**What the task requires:**
Pick out the lines containing "ylabel".

--- Start Supplied data ---

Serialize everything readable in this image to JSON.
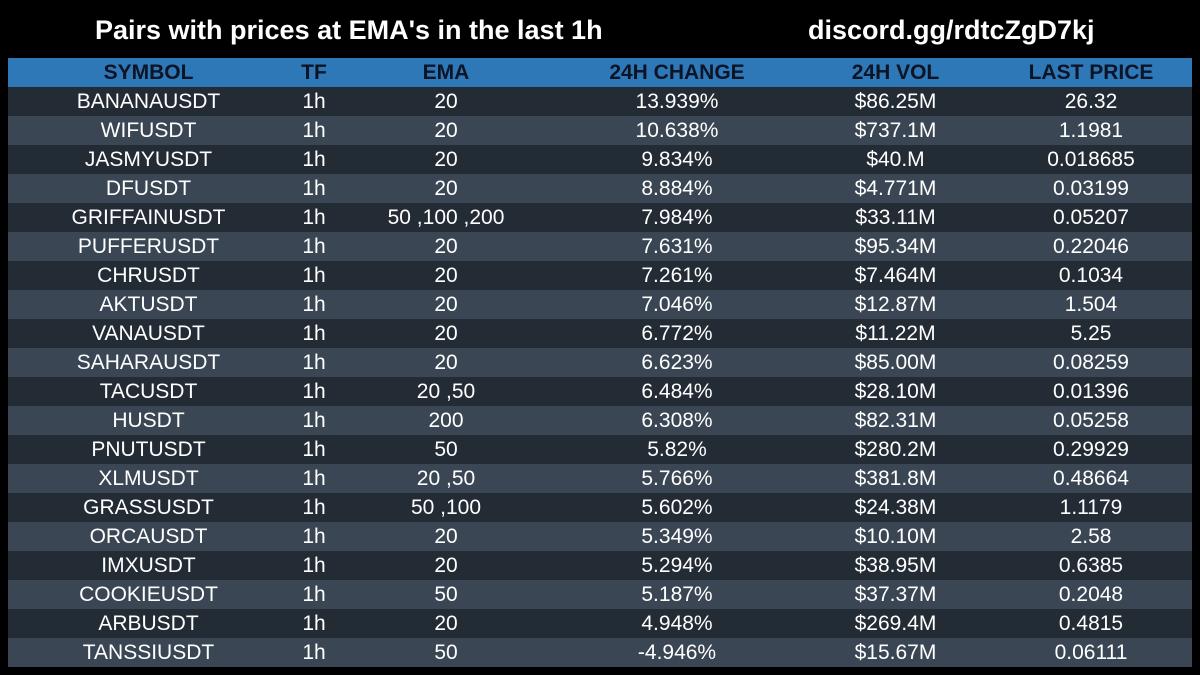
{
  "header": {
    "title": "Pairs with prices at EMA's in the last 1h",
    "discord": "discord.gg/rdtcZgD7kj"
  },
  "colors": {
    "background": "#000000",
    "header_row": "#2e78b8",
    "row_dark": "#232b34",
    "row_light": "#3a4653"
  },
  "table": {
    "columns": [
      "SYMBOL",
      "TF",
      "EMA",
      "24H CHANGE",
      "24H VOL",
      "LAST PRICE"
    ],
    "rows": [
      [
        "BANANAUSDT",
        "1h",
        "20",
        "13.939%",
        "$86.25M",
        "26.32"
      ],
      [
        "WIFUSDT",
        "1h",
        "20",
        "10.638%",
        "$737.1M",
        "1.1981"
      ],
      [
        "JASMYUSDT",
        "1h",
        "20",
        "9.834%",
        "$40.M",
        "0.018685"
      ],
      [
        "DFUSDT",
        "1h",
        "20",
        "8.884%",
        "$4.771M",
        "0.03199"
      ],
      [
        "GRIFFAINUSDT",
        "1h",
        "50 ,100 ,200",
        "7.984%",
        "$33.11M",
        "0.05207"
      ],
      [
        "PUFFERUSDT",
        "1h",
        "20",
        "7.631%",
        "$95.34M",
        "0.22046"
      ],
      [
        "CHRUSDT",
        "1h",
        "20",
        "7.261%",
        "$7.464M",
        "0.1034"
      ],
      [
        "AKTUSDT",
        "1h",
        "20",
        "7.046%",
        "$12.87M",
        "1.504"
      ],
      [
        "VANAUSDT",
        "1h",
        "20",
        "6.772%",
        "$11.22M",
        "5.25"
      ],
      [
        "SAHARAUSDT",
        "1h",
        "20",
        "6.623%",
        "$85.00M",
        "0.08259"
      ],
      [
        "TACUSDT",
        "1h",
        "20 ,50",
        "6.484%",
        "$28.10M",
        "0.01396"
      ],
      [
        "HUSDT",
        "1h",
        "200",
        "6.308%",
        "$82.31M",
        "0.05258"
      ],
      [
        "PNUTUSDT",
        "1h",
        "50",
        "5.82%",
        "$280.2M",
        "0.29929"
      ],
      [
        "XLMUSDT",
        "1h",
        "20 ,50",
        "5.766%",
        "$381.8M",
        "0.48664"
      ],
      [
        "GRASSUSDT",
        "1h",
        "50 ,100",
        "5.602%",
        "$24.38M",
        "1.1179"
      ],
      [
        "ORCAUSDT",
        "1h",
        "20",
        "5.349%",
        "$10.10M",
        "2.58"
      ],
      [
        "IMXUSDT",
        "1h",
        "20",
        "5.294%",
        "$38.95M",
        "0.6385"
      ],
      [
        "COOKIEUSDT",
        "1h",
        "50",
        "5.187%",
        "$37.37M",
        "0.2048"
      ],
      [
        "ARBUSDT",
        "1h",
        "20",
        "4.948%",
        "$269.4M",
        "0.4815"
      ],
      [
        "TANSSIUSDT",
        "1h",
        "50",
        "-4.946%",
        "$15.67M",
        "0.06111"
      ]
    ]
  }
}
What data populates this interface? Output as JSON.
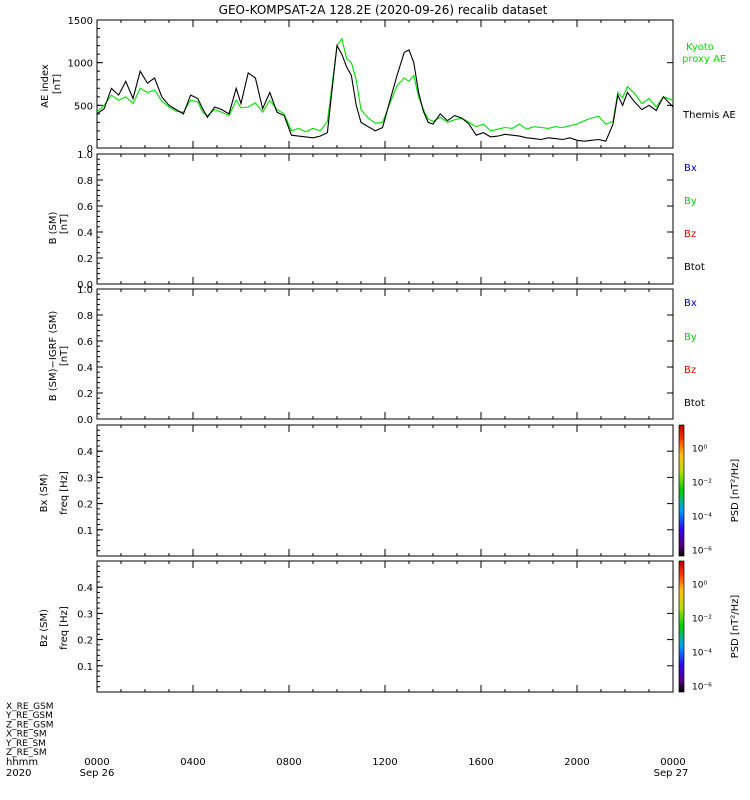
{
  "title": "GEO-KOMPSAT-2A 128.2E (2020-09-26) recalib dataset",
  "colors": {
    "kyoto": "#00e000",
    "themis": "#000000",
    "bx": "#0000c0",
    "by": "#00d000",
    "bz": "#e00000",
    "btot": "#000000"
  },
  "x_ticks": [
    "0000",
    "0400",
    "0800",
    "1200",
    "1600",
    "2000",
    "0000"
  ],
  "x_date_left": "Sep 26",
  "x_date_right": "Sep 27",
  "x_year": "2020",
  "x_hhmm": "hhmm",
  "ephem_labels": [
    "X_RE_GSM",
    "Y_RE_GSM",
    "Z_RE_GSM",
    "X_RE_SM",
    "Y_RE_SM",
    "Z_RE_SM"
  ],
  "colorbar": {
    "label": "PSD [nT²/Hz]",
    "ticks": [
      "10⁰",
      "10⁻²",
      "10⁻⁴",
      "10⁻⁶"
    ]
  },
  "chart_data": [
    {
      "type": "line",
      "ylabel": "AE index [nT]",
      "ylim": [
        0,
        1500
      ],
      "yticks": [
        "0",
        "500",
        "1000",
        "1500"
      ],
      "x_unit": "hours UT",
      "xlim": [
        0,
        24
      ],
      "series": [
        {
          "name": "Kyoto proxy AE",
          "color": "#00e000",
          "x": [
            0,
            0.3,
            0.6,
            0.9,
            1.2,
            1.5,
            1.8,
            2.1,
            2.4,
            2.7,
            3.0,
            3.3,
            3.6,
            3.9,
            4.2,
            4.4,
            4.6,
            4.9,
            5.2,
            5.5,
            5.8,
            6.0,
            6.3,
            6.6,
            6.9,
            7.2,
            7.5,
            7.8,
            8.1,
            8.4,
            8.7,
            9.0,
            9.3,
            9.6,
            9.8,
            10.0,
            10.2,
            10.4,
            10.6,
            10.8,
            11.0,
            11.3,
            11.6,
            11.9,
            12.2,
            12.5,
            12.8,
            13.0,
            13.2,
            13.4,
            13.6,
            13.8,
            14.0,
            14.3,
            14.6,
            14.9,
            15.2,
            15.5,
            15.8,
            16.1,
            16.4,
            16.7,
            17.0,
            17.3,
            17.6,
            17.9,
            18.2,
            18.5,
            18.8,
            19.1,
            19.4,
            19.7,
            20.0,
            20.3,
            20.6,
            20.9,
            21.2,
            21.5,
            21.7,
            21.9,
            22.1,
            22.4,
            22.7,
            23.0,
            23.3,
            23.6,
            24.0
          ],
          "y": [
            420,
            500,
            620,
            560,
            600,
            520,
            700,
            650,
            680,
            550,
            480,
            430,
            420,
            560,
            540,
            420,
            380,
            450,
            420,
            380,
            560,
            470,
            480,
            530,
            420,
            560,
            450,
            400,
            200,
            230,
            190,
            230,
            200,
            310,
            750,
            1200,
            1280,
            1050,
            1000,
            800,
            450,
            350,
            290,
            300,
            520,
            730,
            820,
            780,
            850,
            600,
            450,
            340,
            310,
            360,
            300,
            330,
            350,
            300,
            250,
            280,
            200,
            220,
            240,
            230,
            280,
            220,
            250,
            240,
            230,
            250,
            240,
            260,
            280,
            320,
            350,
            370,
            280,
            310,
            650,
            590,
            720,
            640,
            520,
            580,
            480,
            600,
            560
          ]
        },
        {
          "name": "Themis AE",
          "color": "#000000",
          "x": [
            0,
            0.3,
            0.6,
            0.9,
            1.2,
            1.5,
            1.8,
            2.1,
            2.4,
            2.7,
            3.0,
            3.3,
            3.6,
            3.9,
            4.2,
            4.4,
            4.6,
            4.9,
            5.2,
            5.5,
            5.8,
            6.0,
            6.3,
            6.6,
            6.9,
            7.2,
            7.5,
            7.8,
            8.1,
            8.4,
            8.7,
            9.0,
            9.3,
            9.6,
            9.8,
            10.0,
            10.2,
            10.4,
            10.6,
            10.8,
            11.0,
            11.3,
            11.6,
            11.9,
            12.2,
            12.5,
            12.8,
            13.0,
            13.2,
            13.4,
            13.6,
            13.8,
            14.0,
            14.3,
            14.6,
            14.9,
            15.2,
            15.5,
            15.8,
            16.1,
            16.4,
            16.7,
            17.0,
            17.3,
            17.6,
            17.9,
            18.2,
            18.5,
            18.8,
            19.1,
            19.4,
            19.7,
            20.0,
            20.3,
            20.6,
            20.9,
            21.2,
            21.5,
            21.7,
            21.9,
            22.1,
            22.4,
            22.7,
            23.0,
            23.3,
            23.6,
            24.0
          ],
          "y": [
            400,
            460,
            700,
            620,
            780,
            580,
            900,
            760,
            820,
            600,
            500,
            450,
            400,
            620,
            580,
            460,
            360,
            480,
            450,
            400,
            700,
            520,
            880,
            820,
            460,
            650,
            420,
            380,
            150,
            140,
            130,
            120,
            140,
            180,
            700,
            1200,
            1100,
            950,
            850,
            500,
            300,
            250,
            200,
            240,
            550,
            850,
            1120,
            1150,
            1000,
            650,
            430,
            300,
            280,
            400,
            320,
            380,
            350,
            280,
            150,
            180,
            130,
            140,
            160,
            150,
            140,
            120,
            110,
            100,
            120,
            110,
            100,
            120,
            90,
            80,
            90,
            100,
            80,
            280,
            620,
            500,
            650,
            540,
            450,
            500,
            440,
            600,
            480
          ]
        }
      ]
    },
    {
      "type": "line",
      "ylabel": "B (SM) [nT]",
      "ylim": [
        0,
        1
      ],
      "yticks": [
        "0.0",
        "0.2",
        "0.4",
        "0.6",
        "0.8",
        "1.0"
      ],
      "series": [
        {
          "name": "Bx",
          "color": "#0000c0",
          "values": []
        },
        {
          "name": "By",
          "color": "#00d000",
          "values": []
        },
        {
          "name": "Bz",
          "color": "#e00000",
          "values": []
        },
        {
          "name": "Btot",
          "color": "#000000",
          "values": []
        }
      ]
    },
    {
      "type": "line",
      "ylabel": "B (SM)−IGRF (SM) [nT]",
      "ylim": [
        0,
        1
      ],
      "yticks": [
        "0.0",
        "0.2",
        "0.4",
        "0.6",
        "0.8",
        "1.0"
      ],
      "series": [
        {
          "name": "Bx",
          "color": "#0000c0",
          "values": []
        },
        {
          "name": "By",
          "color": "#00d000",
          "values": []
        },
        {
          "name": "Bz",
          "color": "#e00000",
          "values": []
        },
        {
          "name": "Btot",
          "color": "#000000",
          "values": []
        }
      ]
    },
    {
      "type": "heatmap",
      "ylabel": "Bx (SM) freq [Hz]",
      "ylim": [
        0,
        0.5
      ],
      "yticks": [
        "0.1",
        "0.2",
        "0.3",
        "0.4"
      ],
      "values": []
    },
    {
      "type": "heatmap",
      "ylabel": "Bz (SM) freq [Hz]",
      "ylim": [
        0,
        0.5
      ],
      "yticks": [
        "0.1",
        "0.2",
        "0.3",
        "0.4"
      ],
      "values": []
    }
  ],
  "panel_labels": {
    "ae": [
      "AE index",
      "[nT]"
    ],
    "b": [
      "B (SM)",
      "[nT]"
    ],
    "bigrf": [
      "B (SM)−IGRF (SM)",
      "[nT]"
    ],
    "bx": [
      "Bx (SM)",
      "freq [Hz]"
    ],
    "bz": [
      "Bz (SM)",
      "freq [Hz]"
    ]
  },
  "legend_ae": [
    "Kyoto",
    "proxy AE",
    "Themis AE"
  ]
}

--- End Supplied data ---

**Solution to this exercise:**
      "ylabel": "AE index [nT]",
      "ylabel": "B (SM) [nT]",
      "ylabel": "B (SM)−IGRF (SM) [nT]",
      "ylabel": "Bx (SM) freq [Hz]",
      "ylabel": "Bz (SM) freq [Hz]",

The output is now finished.